** GOAL **
Scan the data beneath this task and copy each line that includes "caption".

** DATA TO PROCESS **
*-*-*

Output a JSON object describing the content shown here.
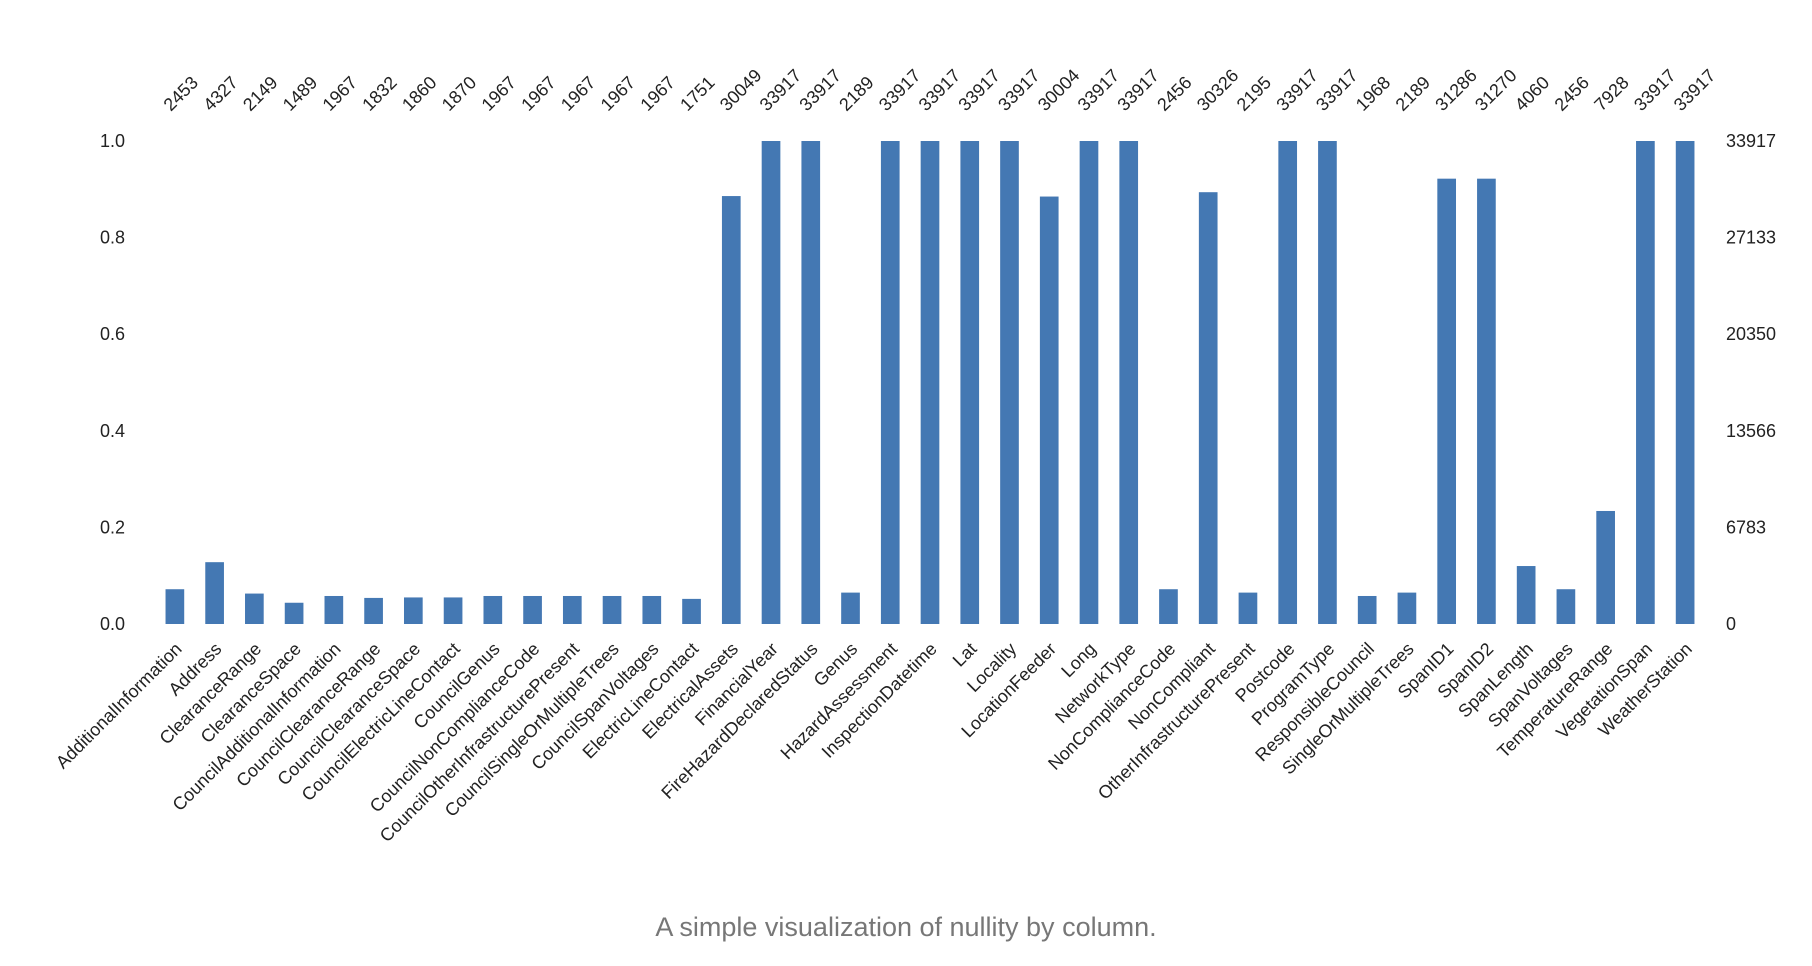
{
  "caption": "A simple visualization of nullity by column.",
  "colors": {
    "bar": "#4478b3",
    "text": "#222222",
    "caption": "#777777"
  },
  "chart_data": {
    "type": "bar",
    "title": "",
    "xlabel": "",
    "ylabel": "",
    "ylim": [
      0,
      1.0
    ],
    "grid": false,
    "left_ticks": [
      "0.0",
      "0.2",
      "0.4",
      "0.6",
      "0.8",
      "1.0"
    ],
    "right_ticks": [
      "0",
      "6783",
      "13566",
      "20350",
      "27133",
      "33917"
    ],
    "total_rows": 33917,
    "categories": [
      "AdditionalInformation",
      "Address",
      "ClearanceRange",
      "ClearanceSpace",
      "CouncilAdditionalInformation",
      "CouncilClearanceRange",
      "CouncilClearanceSpace",
      "CouncilElectricLineContact",
      "CouncilGenus",
      "CouncilNonComplianceCode",
      "CouncilOtherInfrastructurePresent",
      "CouncilSingleOrMultipleTrees",
      "CouncilSpanVoltages",
      "ElectricLineContact",
      "ElectricalAssets",
      "FinancialYear",
      "FireHazardDeclaredStatus",
      "Genus",
      "HazardAssessment",
      "InspectionDatetime",
      "Lat",
      "Locality",
      "LocationFeeder",
      "Long",
      "NetworkType",
      "NonComplianceCode",
      "NonCompliant",
      "OtherInfrastructurePresent",
      "Postcode",
      "ProgramType",
      "ResponsibleCouncil",
      "SingleOrMultipleTrees",
      "SpanID1",
      "SpanID2",
      "SpanLength",
      "SpanVoltages",
      "TemperatureRange",
      "VegetationSpan",
      "WeatherStation"
    ],
    "counts": [
      "2453",
      "4327",
      "2149",
      "1489",
      "1967",
      "1832",
      "1860",
      "1870",
      "1967",
      "1967",
      "1967",
      "1967",
      "1967",
      "1751",
      "30049",
      "33917",
      "33917",
      "2189",
      "33917",
      "33917",
      "33917",
      "33917",
      "30004",
      "33917",
      "33917",
      "2456",
      "30326",
      "2195",
      "33917",
      "33917",
      "1968",
      "2189",
      "31286",
      "31270",
      "4060",
      "2456",
      "7928",
      "33917",
      "33917"
    ],
    "series": [
      {
        "values": [
          0.072,
          0.128,
          0.063,
          0.044,
          0.058,
          0.054,
          0.055,
          0.055,
          0.058,
          0.058,
          0.058,
          0.058,
          0.058,
          0.052,
          0.886,
          1.0,
          1.0,
          0.065,
          1.0,
          1.0,
          1.0,
          1.0,
          0.885,
          1.0,
          1.0,
          0.072,
          0.894,
          0.065,
          1.0,
          1.0,
          0.058,
          0.065,
          0.922,
          0.922,
          0.12,
          0.072,
          0.234,
          1.0,
          1.0
        ]
      }
    ]
  }
}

*-*-*

** COMPLETED TASK **
  "caption": "A simple visualization of nullity by column.",
    "caption": "#777777"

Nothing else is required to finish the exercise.